━━ EXTRACTED MATERIAL
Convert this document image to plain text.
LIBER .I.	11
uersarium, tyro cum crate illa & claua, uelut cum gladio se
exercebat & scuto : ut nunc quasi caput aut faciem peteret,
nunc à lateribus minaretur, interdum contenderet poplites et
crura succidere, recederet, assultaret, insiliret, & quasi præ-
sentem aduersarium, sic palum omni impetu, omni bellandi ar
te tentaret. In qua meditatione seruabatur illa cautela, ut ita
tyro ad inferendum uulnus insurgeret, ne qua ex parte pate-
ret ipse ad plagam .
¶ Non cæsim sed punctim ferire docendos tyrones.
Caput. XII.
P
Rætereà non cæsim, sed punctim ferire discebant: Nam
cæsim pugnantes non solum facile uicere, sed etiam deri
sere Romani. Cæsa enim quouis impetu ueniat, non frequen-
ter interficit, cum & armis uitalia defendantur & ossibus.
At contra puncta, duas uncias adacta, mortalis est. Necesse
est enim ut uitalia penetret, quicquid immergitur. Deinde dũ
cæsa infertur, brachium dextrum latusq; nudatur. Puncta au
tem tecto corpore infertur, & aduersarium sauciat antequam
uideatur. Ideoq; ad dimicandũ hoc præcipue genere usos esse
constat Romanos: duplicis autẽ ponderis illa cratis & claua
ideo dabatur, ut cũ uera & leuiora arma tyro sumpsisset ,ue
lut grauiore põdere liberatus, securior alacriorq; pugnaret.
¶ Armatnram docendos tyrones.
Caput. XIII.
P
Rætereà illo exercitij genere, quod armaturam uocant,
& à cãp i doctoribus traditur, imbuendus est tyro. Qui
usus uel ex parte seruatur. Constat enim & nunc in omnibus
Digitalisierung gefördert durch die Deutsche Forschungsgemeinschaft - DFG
━━━━
> THE TASK
Print out every record again, exactly and in full.

> EXPECTED OUTPUT
Convert this document image to plain text.
LIBER .I.	11
uersarium, tyro cum crate illa & claua, uelut cum gladio se
exercebat & scuto : ut nunc quasi caput aut faciem peteret,
nunc à lateribus minaretur, interdum contenderet poplites et
crura succidere, recederet, assultaret, insiliret, & quasi præ-
sentem aduersarium, sic palum omni impetu, omni bellandi ar
te tentaret. In qua meditatione seruabatur illa cautela, ut ita
tyro ad inferendum uulnus insurgeret, ne qua ex parte pate-
ret ipse ad plagam .
¶ Non cæsim sed punctim ferire docendos tyrones.
Caput. XII.
P
Rætereà non cæsim, sed punctim ferire discebant: Nam
cæsim pugnantes non solum facile uicere, sed etiam deri
sere Romani. Cæsa enim quouis impetu ueniat, non frequen-
ter interficit, cum & armis uitalia defendantur & ossibus.
At contra puncta, duas uncias adacta, mortalis est. Necesse
est enim ut uitalia penetret, quicquid immergitur. Deinde dũ
cæsa infertur, brachium dextrum latusq; nudatur. Puncta au
tem tecto corpore infertur, & aduersarium sauciat antequam
uideatur. Ideoq; ad dimicandũ hoc præcipue genere usos esse
constat Romanos: duplicis autẽ ponderis illa cratis & claua
ideo dabatur, ut cũ uera & leuiora arma tyro sumpsisset ,ue
lut grauiore põdere liberatus, securior alacriorq; pugnaret.
¶ Armatnram docendos tyrones.
Caput. XIII.
P
Rætereà illo exercitij genere, quod armaturam uocant,
& à cãp i doctoribus traditur, imbuendus est tyro. Qui
usus uel ex parte seruatur. Constat enim & nunc in omnibus
Digitalisierung gefördert durch die Deutsche Forschungsgemeinschaft - DFG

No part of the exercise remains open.